Records from a dataset:
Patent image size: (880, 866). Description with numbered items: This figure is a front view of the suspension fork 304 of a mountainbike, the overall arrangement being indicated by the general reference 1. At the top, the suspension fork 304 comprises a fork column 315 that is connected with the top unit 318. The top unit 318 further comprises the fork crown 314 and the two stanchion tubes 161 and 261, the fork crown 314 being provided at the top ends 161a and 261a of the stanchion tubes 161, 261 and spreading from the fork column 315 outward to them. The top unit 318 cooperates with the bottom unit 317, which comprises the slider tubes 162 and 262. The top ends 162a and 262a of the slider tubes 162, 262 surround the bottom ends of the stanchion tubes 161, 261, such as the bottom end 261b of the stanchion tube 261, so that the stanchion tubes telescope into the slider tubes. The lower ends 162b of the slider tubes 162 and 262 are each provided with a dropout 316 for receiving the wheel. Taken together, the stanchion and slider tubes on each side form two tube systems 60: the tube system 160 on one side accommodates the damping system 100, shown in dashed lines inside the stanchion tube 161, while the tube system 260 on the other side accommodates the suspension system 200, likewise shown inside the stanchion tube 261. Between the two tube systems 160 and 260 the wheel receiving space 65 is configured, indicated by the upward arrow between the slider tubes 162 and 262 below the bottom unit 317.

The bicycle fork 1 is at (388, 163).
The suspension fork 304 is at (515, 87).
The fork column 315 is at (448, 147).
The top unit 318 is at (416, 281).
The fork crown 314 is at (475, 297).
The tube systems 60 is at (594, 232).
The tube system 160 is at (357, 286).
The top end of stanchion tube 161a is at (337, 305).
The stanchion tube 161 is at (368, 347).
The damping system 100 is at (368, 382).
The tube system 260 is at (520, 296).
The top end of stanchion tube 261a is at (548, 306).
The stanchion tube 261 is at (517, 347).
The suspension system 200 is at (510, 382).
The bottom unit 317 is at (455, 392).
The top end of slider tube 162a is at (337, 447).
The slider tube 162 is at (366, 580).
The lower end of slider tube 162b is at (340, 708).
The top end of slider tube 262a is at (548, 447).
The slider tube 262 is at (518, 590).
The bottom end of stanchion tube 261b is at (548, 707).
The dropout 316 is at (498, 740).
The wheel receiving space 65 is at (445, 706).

WRITTEN INSTRUCTION:
Rewrite all the rows above, swapping "mountainbike" for "mountain bike" and leaving everything else unchanged.

ANSWER TO THE EXERCISE:
Patent image size: (880, 866). Description with numbered items: This figure is a front view of the suspension fork 304 of a mountain bike, the overall arrangement being indicated by the general reference 1. At the top, the suspension fork 304 comprises a fork column 315 that is connected with the top unit 318. The top unit 318 further comprises the fork crown 314 and the two stanchion tubes 161 and 261, the fork crown 314 being provided at the top ends 161a and 261a of the stanchion tubes 161, 261 and spreading from the fork column 315 outward to them. The top unit 318 cooperates with the bottom unit 317, which comprises the slider tubes 162 and 262. The top ends 162a and 262a of the slider tubes 162, 262 surround the bottom ends of the stanchion tubes 161, 261, such as the bottom end 261b of the stanchion tube 261, so that the stanchion tubes telescope into the slider tubes. The lower ends 162b of the slider tubes 162 and 262 are each provided with a dropout 316 for receiving the wheel. Taken together, the stanchion and slider tubes on each side form two tube systems 60: the tube system 160 on one side accommodates the damping system 100, shown in dashed lines inside the stanchion tube 161, while the tube system 260 on the other side accommodates the suspension system 200, likewise shown inside the stanchion tube 261. Between the two tube systems 160 and 260 the wheel receiving space 65 is configured, indicated by the upward arrow between the slider tubes 162 and 262 below the bottom unit 317.

The bicycle fork 1 is at (388, 163).
The suspension fork 304 is at (515, 87).
The fork column 315 is at (448, 147).
The top unit 318 is at (416, 281).
The fork crown 314 is at (475, 297).
The tube systems 60 is at (594, 232).
The tube system 160 is at (357, 286).
The top end of stanchion tube 161a is at (337, 305).
The stanchion tube 161 is at (368, 347).
The damping system 100 is at (368, 382).
The tube system 260 is at (520, 296).
The top end of stanchion tube 261a is at (548, 306).
The stanchion tube 261 is at (517, 347).
The suspension system 200 is at (510, 382).
The bottom unit 317 is at (455, 392).
The top end of slider tube 162a is at (337, 447).
The slider tube 162 is at (366, 580).
The lower end of slider tube 162b is at (340, 708).
The top end of slider tube 262a is at (548, 447).
The slider tube 262 is at (518, 590).
The bottom end of stanchion tube 261b is at (548, 707).
The dropout 316 is at (498, 740).
The wheel receiving space 65 is at (445, 706).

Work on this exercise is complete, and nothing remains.